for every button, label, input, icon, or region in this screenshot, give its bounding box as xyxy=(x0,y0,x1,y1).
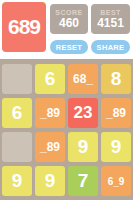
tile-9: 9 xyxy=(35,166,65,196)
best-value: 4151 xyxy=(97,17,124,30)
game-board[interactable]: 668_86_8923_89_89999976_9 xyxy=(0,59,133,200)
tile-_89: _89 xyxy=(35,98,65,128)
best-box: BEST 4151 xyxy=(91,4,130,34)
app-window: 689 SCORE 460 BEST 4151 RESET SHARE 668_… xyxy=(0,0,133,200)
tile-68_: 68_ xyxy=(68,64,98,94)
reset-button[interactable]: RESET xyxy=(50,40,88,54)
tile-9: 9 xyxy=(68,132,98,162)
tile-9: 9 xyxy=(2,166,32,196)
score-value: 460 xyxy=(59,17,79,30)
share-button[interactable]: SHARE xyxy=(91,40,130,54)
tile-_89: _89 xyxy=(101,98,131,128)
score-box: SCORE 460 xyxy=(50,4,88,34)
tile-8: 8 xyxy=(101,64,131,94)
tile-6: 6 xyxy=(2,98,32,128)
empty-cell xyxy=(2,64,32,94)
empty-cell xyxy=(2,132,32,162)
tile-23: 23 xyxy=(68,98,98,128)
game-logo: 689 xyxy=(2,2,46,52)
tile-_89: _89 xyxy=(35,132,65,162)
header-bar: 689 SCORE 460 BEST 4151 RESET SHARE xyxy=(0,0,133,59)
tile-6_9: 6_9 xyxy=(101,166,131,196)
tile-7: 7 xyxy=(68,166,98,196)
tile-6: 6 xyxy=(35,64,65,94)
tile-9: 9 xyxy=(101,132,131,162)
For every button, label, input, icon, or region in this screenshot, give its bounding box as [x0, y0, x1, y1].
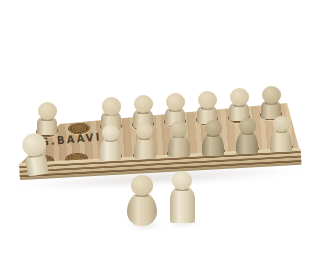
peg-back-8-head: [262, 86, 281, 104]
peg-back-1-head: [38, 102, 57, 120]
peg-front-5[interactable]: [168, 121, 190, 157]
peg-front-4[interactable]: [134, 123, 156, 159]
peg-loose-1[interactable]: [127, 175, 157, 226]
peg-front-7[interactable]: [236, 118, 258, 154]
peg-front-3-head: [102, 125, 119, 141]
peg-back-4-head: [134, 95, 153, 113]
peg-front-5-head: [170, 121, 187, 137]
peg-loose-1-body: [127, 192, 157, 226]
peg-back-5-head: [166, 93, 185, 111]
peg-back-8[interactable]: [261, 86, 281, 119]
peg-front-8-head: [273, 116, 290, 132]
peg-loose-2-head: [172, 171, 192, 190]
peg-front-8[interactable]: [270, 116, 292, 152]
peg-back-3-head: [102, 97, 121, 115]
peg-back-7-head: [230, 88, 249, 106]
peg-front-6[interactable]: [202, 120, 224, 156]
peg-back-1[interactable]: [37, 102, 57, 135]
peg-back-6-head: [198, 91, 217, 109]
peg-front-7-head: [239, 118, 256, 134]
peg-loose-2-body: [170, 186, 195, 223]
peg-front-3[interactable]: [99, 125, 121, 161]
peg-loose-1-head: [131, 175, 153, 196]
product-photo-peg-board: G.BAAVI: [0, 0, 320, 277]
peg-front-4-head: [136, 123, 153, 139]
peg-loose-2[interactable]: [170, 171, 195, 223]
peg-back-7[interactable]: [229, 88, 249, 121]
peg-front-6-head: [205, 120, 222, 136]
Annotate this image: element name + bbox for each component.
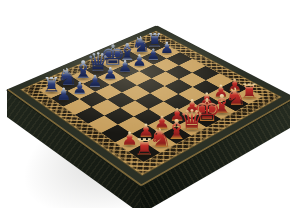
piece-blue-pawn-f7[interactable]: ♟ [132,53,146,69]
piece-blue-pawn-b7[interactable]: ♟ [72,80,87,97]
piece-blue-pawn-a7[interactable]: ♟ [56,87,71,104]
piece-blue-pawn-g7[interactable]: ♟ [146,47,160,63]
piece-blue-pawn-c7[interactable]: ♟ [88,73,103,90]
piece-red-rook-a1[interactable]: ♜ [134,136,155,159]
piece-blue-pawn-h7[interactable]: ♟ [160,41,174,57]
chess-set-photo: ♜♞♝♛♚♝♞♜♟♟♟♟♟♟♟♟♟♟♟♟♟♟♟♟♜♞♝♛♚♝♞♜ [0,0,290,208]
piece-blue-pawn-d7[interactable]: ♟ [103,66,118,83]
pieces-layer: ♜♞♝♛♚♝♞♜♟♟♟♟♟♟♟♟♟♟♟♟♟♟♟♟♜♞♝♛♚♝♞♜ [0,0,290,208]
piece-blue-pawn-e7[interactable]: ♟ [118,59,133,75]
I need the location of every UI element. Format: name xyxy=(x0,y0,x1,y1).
- - - - - - -
**Task to complete:** Please copy the material verbatim, starting at the line that contains "tile-9: 9 xyxy=(35,166,65,196)" and stopping after the line that contains "y0, x1, y1].".

**Expected output:**
tile-9: 9 xyxy=(35,166,65,196)
best-value: 4151 xyxy=(97,17,124,30)
game-board[interactable]: 668_86_8923_89_89999976_9 xyxy=(0,59,133,200)
tile-_89: _89 xyxy=(35,98,65,128)
best-box: BEST 4151 xyxy=(91,4,130,34)
app-window: 689 SCORE 460 BEST 4151 RESET SHARE 668_… xyxy=(0,0,133,200)
tile-68_: 68_ xyxy=(68,64,98,94)
reset-button[interactable]: RESET xyxy=(50,40,88,54)
tile-9: 9 xyxy=(68,132,98,162)
tile-9: 9 xyxy=(2,166,32,196)
score-value: 460 xyxy=(59,17,79,30)
share-button[interactable]: SHARE xyxy=(91,40,130,54)
tile-_89: _89 xyxy=(101,98,131,128)
score-box: SCORE 460 xyxy=(50,4,88,34)
tile-8: 8 xyxy=(101,64,131,94)
tile-6: 6 xyxy=(2,98,32,128)
empty-cell xyxy=(2,64,32,94)
empty-cell xyxy=(2,132,32,162)
tile-23: 23 xyxy=(68,98,98,128)
game-logo: 689 xyxy=(2,2,46,52)
tile-_89: _89 xyxy=(35,132,65,162)
header-bar: 689 SCORE 460 BEST 4151 RESET SHARE xyxy=(0,0,133,59)
tile-6_9: 6_9 xyxy=(101,166,131,196)
tile-7: 7 xyxy=(68,166,98,196)
tile-6: 6 xyxy=(35,64,65,94)
tile-9: 9 xyxy=(101,132,131,162)
For every button, label, input, icon, or region in this screenshot, give its bounding box as [x0, y0, x1, y1].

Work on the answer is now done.